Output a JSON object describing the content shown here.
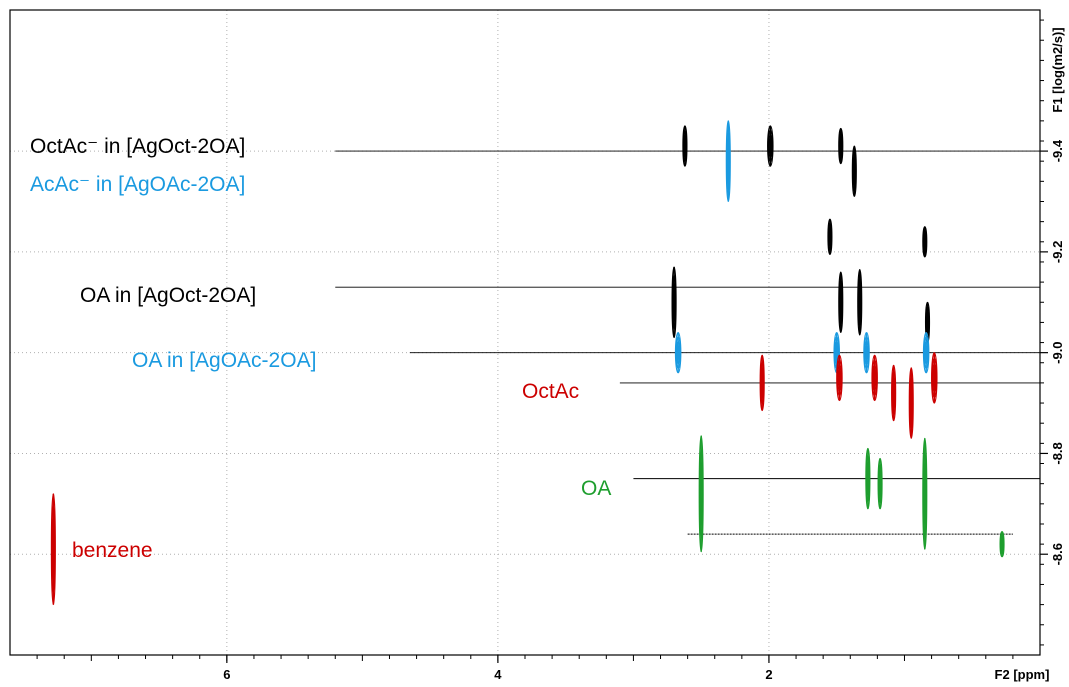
{
  "chart_data": {
    "type": "scatter",
    "title": "",
    "xlabel": "F2 [ppm]",
    "ylabel": "F1 [log(m2/s)]",
    "xlim": [
      7.6,
      0.0
    ],
    "ylim": [
      -8.4,
      -9.68
    ],
    "x_ticks": [
      "6",
      "4",
      "2"
    ],
    "y_ticks": [
      "-8.6",
      "-8.8",
      "-9.0",
      "-9.2",
      "-9.4"
    ],
    "x_tick_values": [
      6,
      4,
      2
    ],
    "y_tick_values": [
      -8.6,
      -8.8,
      -9.0,
      -9.2,
      -9.4
    ],
    "grid": true,
    "series": [
      {
        "name": "OctAc⁻ in [AgOct-2OA]",
        "label_superscript": "ˉ",
        "color": "#000000",
        "diffusion": -9.4,
        "line_x": [
          5.2,
          0.0
        ],
        "peaks": [
          {
            "x": 2.62,
            "y": -9.41,
            "h": 0.08,
            "w": 0.03
          },
          {
            "x": 1.99,
            "y": -9.41,
            "h": 0.08,
            "w": 0.04
          },
          {
            "x": 1.47,
            "y": -9.41,
            "h": 0.07,
            "w": 0.03
          },
          {
            "x": 1.37,
            "y": -9.36,
            "h": 0.1,
            "w": 0.015
          }
        ]
      },
      {
        "name": "AcAc⁻ in [AgOAc-2OA]",
        "color": "#1a9ae0",
        "diffusion": -9.4,
        "line_x": [],
        "peaks": [
          {
            "x": 2.3,
            "y": -9.38,
            "h": 0.16,
            "w": 0.015
          }
        ]
      },
      {
        "name": "OA in [AgOct-2OA]",
        "color": "#000000",
        "diffusion": -9.13,
        "line_x": [
          5.2,
          0.0
        ],
        "peaks": [
          {
            "x": 2.7,
            "y": -9.1,
            "h": 0.14,
            "w": 0.03
          },
          {
            "x": 1.55,
            "y": -9.23,
            "h": 0.07,
            "w": 0.02
          },
          {
            "x": 1.47,
            "y": -9.1,
            "h": 0.12,
            "w": 0.02
          },
          {
            "x": 1.33,
            "y": -9.1,
            "h": 0.13,
            "w": 0.02
          },
          {
            "x": 0.85,
            "y": -9.22,
            "h": 0.06,
            "w": 0.015
          },
          {
            "x": 0.83,
            "y": -9.06,
            "h": 0.08,
            "w": 0.015
          }
        ]
      },
      {
        "name": "OA in [AgOAc-2OA]",
        "color": "#1a9ae0",
        "diffusion": -9.0,
        "line_x": [
          4.65,
          0.0
        ],
        "peaks": [
          {
            "x": 2.67,
            "y": -9.0,
            "h": 0.08,
            "w": 0.04
          },
          {
            "x": 1.5,
            "y": -9.0,
            "h": 0.08,
            "w": 0.04
          },
          {
            "x": 1.28,
            "y": -9.0,
            "h": 0.08,
            "w": 0.04
          },
          {
            "x": 0.84,
            "y": -9.0,
            "h": 0.08,
            "w": 0.04
          }
        ]
      },
      {
        "name": "OctAc",
        "color": "#cc0000",
        "diffusion": -8.94,
        "line_x": [
          3.1,
          0.0
        ],
        "peaks": [
          {
            "x": 2.05,
            "y": -8.94,
            "h": 0.11,
            "w": 0.03
          },
          {
            "x": 1.48,
            "y": -8.95,
            "h": 0.09,
            "w": 0.04
          },
          {
            "x": 1.22,
            "y": -8.95,
            "h": 0.09,
            "w": 0.04
          },
          {
            "x": 1.08,
            "y": -8.92,
            "h": 0.11,
            "w": 0.03
          },
          {
            "x": 0.95,
            "y": -8.9,
            "h": 0.14,
            "w": 0.02
          },
          {
            "x": 0.78,
            "y": -8.95,
            "h": 0.1,
            "w": 0.04
          }
        ]
      },
      {
        "name": "OA",
        "color": "#1e9e2e",
        "diffusion": -8.75,
        "line_x": [
          3.0,
          0.0
        ],
        "peaks": [
          {
            "x": 2.5,
            "y": -8.72,
            "h": 0.23,
            "w": 0.02
          },
          {
            "x": 1.27,
            "y": -8.75,
            "h": 0.12,
            "w": 0.03
          },
          {
            "x": 1.18,
            "y": -8.74,
            "h": 0.1,
            "w": 0.02
          },
          {
            "x": 0.85,
            "y": -8.72,
            "h": 0.22,
            "w": 0.025
          },
          {
            "x": 0.28,
            "y": -8.62,
            "h": 0.05,
            "w": 0.015
          }
        ]
      },
      {
        "name": "benzene",
        "color": "#cc0000",
        "diffusion": -8.61,
        "line_x": [],
        "peaks": [
          {
            "x": 7.28,
            "y": -8.61,
            "h": 0.22,
            "w": 0.01
          }
        ]
      }
    ],
    "extra_lines": [
      {
        "y": -8.64,
        "x": [
          2.6,
          0.2
        ],
        "color": "#000000",
        "dotted": true
      }
    ]
  }
}
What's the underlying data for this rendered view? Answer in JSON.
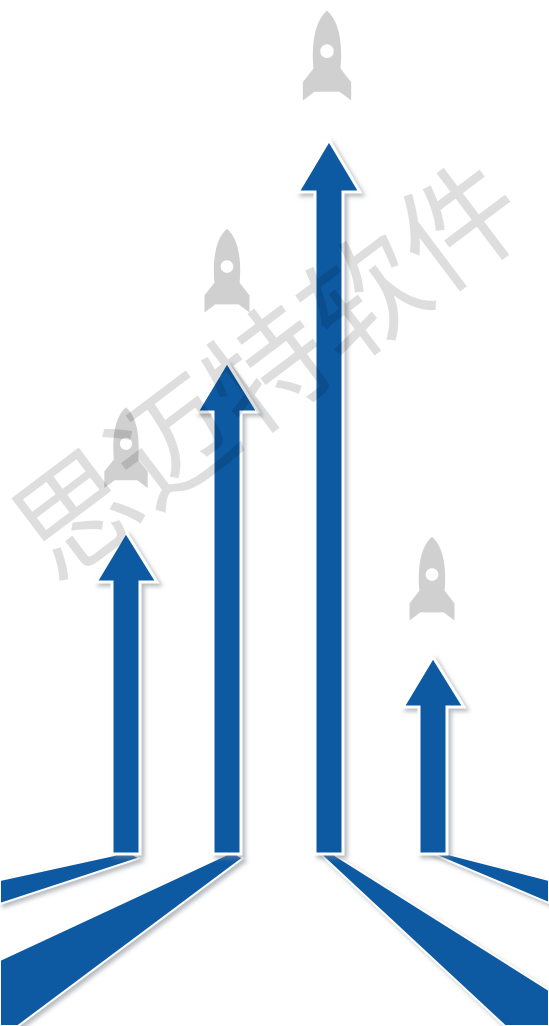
{
  "watermark": {
    "text": "思迈特软件"
  },
  "colors": {
    "arrow": "#0b5aa3",
    "arrow_shadow": "#9aa3ad",
    "arrow_outline": "#ffffff",
    "rocket": "#d0d0d0",
    "background": "#ffffff"
  },
  "arrows": [
    {
      "name": "arrow-1",
      "rocket": "rocket-icon"
    },
    {
      "name": "arrow-2",
      "rocket": "rocket-icon"
    },
    {
      "name": "arrow-3",
      "rocket": "rocket-icon"
    },
    {
      "name": "arrow-4",
      "rocket": "rocket-icon"
    }
  ]
}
___
■ **WRITTEN REQUEST**: Where a line holds "ffffff", copy it out.

■ **TASK OUTPUT**:
    "arrow_outline": "#ffffff",
    "background": "#ffffff"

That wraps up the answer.